WHAT YOU SHOULD DO: Copy the lines that follow, keeping every character the same.

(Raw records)
= = = = =
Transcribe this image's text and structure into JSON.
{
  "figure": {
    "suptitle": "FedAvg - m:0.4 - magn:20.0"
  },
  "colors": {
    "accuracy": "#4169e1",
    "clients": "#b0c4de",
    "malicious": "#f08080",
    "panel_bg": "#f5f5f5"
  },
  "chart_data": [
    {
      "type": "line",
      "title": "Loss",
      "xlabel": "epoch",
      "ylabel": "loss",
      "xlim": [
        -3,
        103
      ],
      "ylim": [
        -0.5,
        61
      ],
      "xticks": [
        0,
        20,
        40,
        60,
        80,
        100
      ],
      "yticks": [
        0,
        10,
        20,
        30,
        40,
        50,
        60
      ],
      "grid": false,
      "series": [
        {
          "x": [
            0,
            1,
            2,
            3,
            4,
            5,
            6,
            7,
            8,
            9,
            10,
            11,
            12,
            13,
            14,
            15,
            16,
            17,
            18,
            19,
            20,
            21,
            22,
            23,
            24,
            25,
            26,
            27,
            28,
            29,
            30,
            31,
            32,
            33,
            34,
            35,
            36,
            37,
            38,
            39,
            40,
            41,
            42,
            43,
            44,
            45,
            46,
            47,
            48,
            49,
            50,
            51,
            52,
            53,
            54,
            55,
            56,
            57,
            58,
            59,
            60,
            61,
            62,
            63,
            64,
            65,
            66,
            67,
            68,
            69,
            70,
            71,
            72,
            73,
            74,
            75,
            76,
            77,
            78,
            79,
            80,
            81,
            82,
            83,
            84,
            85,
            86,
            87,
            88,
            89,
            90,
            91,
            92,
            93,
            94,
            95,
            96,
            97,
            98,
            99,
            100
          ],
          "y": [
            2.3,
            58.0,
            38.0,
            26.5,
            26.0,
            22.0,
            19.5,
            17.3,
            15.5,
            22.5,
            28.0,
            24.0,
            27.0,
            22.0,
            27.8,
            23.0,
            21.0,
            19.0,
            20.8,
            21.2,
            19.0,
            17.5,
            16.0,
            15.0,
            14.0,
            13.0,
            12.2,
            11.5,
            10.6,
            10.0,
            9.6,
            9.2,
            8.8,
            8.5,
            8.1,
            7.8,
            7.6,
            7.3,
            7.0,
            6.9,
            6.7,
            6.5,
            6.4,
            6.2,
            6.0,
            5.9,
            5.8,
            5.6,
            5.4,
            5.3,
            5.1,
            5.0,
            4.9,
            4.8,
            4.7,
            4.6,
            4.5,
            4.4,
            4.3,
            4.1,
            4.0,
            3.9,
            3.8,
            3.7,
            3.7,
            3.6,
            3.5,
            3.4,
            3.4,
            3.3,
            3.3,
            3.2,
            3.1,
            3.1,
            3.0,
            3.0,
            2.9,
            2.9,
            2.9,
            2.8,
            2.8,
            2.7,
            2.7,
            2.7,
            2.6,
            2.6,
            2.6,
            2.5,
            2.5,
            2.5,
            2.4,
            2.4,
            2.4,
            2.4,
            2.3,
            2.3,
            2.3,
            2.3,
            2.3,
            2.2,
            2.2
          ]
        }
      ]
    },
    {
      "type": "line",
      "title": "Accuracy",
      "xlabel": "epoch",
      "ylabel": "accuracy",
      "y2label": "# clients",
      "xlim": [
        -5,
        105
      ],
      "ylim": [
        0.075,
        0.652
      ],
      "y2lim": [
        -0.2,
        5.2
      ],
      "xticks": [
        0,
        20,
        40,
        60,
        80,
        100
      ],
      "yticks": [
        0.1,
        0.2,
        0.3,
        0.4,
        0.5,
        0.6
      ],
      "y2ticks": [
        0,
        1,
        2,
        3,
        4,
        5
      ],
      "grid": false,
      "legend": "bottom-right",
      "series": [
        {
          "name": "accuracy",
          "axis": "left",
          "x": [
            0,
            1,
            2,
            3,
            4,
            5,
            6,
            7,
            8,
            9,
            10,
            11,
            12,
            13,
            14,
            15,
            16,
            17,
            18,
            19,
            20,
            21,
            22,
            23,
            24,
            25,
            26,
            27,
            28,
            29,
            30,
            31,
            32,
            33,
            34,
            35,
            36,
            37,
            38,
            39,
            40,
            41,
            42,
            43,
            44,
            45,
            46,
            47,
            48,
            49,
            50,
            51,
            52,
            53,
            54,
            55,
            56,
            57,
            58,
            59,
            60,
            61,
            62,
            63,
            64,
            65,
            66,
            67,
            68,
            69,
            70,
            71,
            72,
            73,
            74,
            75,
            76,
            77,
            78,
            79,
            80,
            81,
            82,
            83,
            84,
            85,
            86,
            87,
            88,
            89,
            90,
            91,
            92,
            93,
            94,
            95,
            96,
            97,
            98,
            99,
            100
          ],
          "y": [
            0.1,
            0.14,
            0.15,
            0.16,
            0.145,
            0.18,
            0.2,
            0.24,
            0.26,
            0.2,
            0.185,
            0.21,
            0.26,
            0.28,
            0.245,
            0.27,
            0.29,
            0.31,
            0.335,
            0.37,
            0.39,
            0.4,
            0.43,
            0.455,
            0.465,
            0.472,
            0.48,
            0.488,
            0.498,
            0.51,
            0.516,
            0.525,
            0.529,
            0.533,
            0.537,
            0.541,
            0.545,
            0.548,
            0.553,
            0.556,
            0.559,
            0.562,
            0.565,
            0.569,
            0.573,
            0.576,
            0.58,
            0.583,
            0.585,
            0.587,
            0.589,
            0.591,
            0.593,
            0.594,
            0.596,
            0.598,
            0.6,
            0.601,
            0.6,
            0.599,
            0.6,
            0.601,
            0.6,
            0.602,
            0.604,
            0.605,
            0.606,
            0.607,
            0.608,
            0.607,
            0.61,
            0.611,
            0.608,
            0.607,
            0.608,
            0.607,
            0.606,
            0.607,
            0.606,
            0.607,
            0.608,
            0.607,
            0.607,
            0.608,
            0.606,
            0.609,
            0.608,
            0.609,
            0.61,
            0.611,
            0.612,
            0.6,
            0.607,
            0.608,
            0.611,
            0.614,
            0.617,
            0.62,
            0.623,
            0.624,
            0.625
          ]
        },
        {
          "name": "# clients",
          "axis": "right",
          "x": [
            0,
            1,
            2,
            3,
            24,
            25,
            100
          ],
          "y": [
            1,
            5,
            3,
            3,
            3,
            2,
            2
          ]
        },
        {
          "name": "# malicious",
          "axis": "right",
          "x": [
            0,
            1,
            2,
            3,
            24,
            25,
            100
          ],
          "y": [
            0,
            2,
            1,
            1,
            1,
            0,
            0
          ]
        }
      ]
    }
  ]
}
= = = = =
THE REPLY:
Transcribe this image's text and structure into JSON.
{
  "figure": {
    "suptitle": "FedAvg - m:0.4 - magn:20.0"
  },
  "colors": {
    "accuracy": "#4169e1",
    "clients": "#b0c4de",
    "malicious": "#f08080",
    "panel_bg": "#f5f5f5"
  },
  "chart_data": [
    {
      "type": "line",
      "title": "Loss",
      "xlabel": "epoch",
      "ylabel": "loss",
      "xlim": [
        -3,
        103
      ],
      "ylim": [
        -0.5,
        61
      ],
      "xticks": [
        0,
        20,
        40,
        60,
        80,
        100
      ],
      "yticks": [
        0,
        10,
        20,
        30,
        40,
        50,
        60
      ],
      "grid": false,
      "series": [
        {
          "x": [
            0,
            1,
            2,
            3,
            4,
            5,
            6,
            7,
            8,
            9,
            10,
            11,
            12,
            13,
            14,
            15,
            16,
            17,
            18,
            19,
            20,
            21,
            22,
            23,
            24,
            25,
            26,
            27,
            28,
            29,
            30,
            31,
            32,
            33,
            34,
            35,
            36,
            37,
            38,
            39,
            40,
            41,
            42,
            43,
            44,
            45,
            46,
            47,
            48,
            49,
            50,
            51,
            52,
            53,
            54,
            55,
            56,
            57,
            58,
            59,
            60,
            61,
            62,
            63,
            64,
            65,
            66,
            67,
            68,
            69,
            70,
            71,
            72,
            73,
            74,
            75,
            76,
            77,
            78,
            79,
            80,
            81,
            82,
            83,
            84,
            85,
            86,
            87,
            88,
            89,
            90,
            91,
            92,
            93,
            94,
            95,
            96,
            97,
            98,
            99,
            100
          ],
          "y": [
            2.3,
            58.0,
            38.0,
            26.5,
            26.0,
            22.0,
            19.5,
            17.3,
            15.5,
            22.5,
            28.0,
            24.0,
            27.0,
            22.0,
            27.8,
            23.0,
            21.0,
            19.0,
            20.8,
            21.2,
            19.0,
            17.5,
            16.0,
            15.0,
            14.0,
            13.0,
            12.2,
            11.5,
            10.6,
            10.0,
            9.6,
            9.2,
            8.8,
            8.5,
            8.1,
            7.8,
            7.6,
            7.3,
            7.0,
            6.9,
            6.7,
            6.5,
            6.4,
            6.2,
            6.0,
            5.9,
            5.8,
            5.6,
            5.4,
            5.3,
            5.1,
            5.0,
            4.9,
            4.8,
            4.7,
            4.6,
            4.5,
            4.4,
            4.3,
            4.1,
            4.0,
            3.9,
            3.8,
            3.7,
            3.7,
            3.6,
            3.5,
            3.4,
            3.4,
            3.3,
            3.3,
            3.2,
            3.1,
            3.1,
            3.0,
            3.0,
            2.9,
            2.9,
            2.9,
            2.8,
            2.8,
            2.7,
            2.7,
            2.7,
            2.6,
            2.6,
            2.6,
            2.5,
            2.5,
            2.5,
            2.4,
            2.4,
            2.4,
            2.4,
            2.3,
            2.3,
            2.3,
            2.3,
            2.3,
            2.2,
            2.2
          ]
        }
      ]
    },
    {
      "type": "line",
      "title": "Accuracy",
      "xlabel": "epoch",
      "ylabel": "accuracy",
      "y2label": "# clients",
      "xlim": [
        -5,
        105
      ],
      "ylim": [
        0.075,
        0.652
      ],
      "y2lim": [
        -0.2,
        5.2
      ],
      "xticks": [
        0,
        20,
        40,
        60,
        80,
        100
      ],
      "yticks": [
        0.1,
        0.2,
        0.3,
        0.4,
        0.5,
        0.6
      ],
      "y2ticks": [
        0,
        1,
        2,
        3,
        4,
        5
      ],
      "grid": false,
      "legend": "bottom-right",
      "series": [
        {
          "name": "accuracy",
          "axis": "left",
          "x": [
            0,
            1,
            2,
            3,
            4,
            5,
            6,
            7,
            8,
            9,
            10,
            11,
            12,
            13,
            14,
            15,
            16,
            17,
            18,
            19,
            20,
            21,
            22,
            23,
            24,
            25,
            26,
            27,
            28,
            29,
            30,
            31,
            32,
            33,
            34,
            35,
            36,
            37,
            38,
            39,
            40,
            41,
            42,
            43,
            44,
            45,
            46,
            47,
            48,
            49,
            50,
            51,
            52,
            53,
            54,
            55,
            56,
            57,
            58,
            59,
            60,
            61,
            62,
            63,
            64,
            65,
            66,
            67,
            68,
            69,
            70,
            71,
            72,
            73,
            74,
            75,
            76,
            77,
            78,
            79,
            80,
            81,
            82,
            83,
            84,
            85,
            86,
            87,
            88,
            89,
            90,
            91,
            92,
            93,
            94,
            95,
            96,
            97,
            98,
            99,
            100
          ],
          "y": [
            0.1,
            0.14,
            0.15,
            0.16,
            0.145,
            0.18,
            0.2,
            0.24,
            0.26,
            0.2,
            0.185,
            0.21,
            0.26,
            0.28,
            0.245,
            0.27,
            0.29,
            0.31,
            0.335,
            0.37,
            0.39,
            0.4,
            0.43,
            0.455,
            0.465,
            0.472,
            0.48,
            0.488,
            0.498,
            0.51,
            0.516,
            0.525,
            0.529,
            0.533,
            0.537,
            0.541,
            0.545,
            0.548,
            0.553,
            0.556,
            0.559,
            0.562,
            0.565,
            0.569,
            0.573,
            0.576,
            0.58,
            0.583,
            0.585,
            0.587,
            0.589,
            0.591,
            0.593,
            0.594,
            0.596,
            0.598,
            0.6,
            0.601,
            0.6,
            0.599,
            0.6,
            0.601,
            0.6,
            0.602,
            0.604,
            0.605,
            0.606,
            0.607,
            0.608,
            0.607,
            0.61,
            0.611,
            0.608,
            0.607,
            0.608,
            0.607,
            0.606,
            0.607,
            0.606,
            0.607,
            0.608,
            0.607,
            0.607,
            0.608,
            0.606,
            0.609,
            0.608,
            0.609,
            0.61,
            0.611,
            0.612,
            0.6,
            0.607,
            0.608,
            0.611,
            0.614,
            0.617,
            0.62,
            0.623,
            0.624,
            0.625
          ]
        },
        {
          "name": "# clients",
          "axis": "right",
          "x": [
            0,
            1,
            2,
            3,
            24,
            25,
            100
          ],
          "y": [
            1,
            5,
            3,
            3,
            3,
            2,
            2
          ]
        },
        {
          "name": "# malicious",
          "axis": "right",
          "x": [
            0,
            1,
            2,
            3,
            24,
            25,
            100
          ],
          "y": [
            0,
            2,
            1,
            1,
            1,
            0,
            0
          ]
        }
      ]
    }
  ]
}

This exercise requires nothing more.